### [What this task involves]
Copy every line with the string "Alcaldía" in it.

### [Record excerpts]
'''
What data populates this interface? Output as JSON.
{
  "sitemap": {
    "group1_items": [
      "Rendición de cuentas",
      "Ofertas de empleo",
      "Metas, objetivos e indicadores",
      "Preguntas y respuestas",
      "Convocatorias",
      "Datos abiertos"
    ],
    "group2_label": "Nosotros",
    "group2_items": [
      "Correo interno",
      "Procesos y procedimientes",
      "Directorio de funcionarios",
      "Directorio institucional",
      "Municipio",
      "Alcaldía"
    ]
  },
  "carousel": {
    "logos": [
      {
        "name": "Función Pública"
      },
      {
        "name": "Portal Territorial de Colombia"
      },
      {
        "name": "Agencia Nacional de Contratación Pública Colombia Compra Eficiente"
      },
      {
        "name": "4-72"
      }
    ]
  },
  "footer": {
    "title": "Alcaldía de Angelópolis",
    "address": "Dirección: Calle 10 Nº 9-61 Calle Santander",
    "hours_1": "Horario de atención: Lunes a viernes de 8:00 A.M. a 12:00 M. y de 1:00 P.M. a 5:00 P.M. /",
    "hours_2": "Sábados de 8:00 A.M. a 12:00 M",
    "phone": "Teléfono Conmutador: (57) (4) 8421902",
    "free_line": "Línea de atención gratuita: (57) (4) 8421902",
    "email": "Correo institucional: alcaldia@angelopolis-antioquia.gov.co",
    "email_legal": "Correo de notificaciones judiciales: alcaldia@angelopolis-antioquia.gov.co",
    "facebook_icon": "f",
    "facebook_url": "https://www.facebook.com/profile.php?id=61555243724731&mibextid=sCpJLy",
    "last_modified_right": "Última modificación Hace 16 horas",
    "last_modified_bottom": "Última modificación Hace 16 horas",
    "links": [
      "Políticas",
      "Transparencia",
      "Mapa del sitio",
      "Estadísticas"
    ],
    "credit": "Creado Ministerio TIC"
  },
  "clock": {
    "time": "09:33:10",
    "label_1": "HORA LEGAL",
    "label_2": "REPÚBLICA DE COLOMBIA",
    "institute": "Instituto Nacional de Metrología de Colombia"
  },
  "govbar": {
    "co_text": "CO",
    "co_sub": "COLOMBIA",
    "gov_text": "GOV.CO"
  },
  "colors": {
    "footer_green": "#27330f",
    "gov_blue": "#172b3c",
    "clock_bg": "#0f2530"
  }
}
'''
### [Response to the task]
      "Alcaldía"
    "title": "Alcaldía de Angelópolis",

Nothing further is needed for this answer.